Repeat each line word for word.

*Data for this task*:
** start **
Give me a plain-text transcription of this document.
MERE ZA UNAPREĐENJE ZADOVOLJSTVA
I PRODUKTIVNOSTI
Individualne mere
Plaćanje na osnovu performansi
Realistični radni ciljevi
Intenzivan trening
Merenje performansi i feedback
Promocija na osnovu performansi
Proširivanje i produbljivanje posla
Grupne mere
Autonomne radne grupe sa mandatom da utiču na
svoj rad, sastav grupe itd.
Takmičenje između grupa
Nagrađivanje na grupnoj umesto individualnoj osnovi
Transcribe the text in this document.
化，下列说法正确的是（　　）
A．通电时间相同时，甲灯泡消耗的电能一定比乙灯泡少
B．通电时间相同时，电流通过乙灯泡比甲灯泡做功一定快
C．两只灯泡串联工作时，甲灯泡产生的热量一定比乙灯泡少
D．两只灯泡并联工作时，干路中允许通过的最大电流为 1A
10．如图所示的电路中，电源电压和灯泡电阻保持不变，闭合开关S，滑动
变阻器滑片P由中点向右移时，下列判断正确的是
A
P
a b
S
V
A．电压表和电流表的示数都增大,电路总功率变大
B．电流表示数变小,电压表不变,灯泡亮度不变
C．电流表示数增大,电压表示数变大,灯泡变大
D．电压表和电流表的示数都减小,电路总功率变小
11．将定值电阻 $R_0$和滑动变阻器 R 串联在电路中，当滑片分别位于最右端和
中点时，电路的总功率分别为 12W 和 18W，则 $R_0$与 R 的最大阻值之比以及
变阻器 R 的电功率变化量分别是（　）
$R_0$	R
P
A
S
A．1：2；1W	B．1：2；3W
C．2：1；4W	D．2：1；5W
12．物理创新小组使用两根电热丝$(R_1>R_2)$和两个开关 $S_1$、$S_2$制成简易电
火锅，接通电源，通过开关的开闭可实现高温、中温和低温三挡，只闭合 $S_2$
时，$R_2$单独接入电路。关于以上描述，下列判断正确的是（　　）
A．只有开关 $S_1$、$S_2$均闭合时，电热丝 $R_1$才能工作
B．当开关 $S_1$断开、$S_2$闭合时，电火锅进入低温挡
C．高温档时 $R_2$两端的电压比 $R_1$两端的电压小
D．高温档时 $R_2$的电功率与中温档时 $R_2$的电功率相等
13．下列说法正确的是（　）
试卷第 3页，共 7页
** end **
*In response*:
Give me a plain-text transcription of this document.
MERE ZA UNAPREĐENJE ZADOVOLJSTVA
I PRODUKTIVNOSTI
Individualne mere
Plaćanje na osnovu performansi
Realistični radni ciljevi
Intenzivan trening
Merenje performansi i feedback
Promocija na osnovu performansi
Proširivanje i produbljivanje posla
Grupne mere
Autonomne radne grupe sa mandatom da utiču na
svoj rad, sastav grupe itd.
Takmičenje između grupa
Nagrađivanje na grupnoj umesto individualnoj osnovi
Transcribe the text in this document.
化，下列说法正确的是（　　）
A．通电时间相同时，甲灯泡消耗的电能一定比乙灯泡少
B．通电时间相同时，电流通过乙灯泡比甲灯泡做功一定快
C．两只灯泡串联工作时，甲灯泡产生的热量一定比乙灯泡少
D．两只灯泡并联工作时，干路中允许通过的最大电流为 1A
10．如图所示的电路中，电源电压和灯泡电阻保持不变，闭合开关S，滑动
变阻器滑片P由中点向右移时，下列判断正确的是
A
P
a b
S
V
A．电压表和电流表的示数都增大,电路总功率变大
B．电流表示数变小,电压表不变,灯泡亮度不变
C．电流表示数增大,电压表示数变大,灯泡变大
D．电压表和电流表的示数都减小,电路总功率变小
11．将定值电阻 $R_0$和滑动变阻器 R 串联在电路中，当滑片分别位于最右端和
中点时，电路的总功率分别为 12W 和 18W，则 $R_0$与 R 的最大阻值之比以及
变阻器 R 的电功率变化量分别是（　）
$R_0$	R
P
A
S
A．1：2；1W	B．1：2；3W
C．2：1；4W	D．2：1；5W
12．物理创新小组使用两根电热丝$(R_1>R_2)$和两个开关 $S_1$、$S_2$制成简易电
火锅，接通电源，通过开关的开闭可实现高温、中温和低温三挡，只闭合 $S_2$
时，$R_2$单独接入电路。关于以上描述，下列判断正确的是（　　）
A．只有开关 $S_1$、$S_2$均闭合时，电热丝 $R_1$才能工作
B．当开关 $S_1$断开、$S_2$闭合时，电火锅进入低温挡
C．高温档时 $R_2$两端的电压比 $R_1$两端的电压小
D．高温档时 $R_2$的电功率与中温档时 $R_2$的电功率相等
13．下列说法正确的是（　）
试卷第 3页，共 7页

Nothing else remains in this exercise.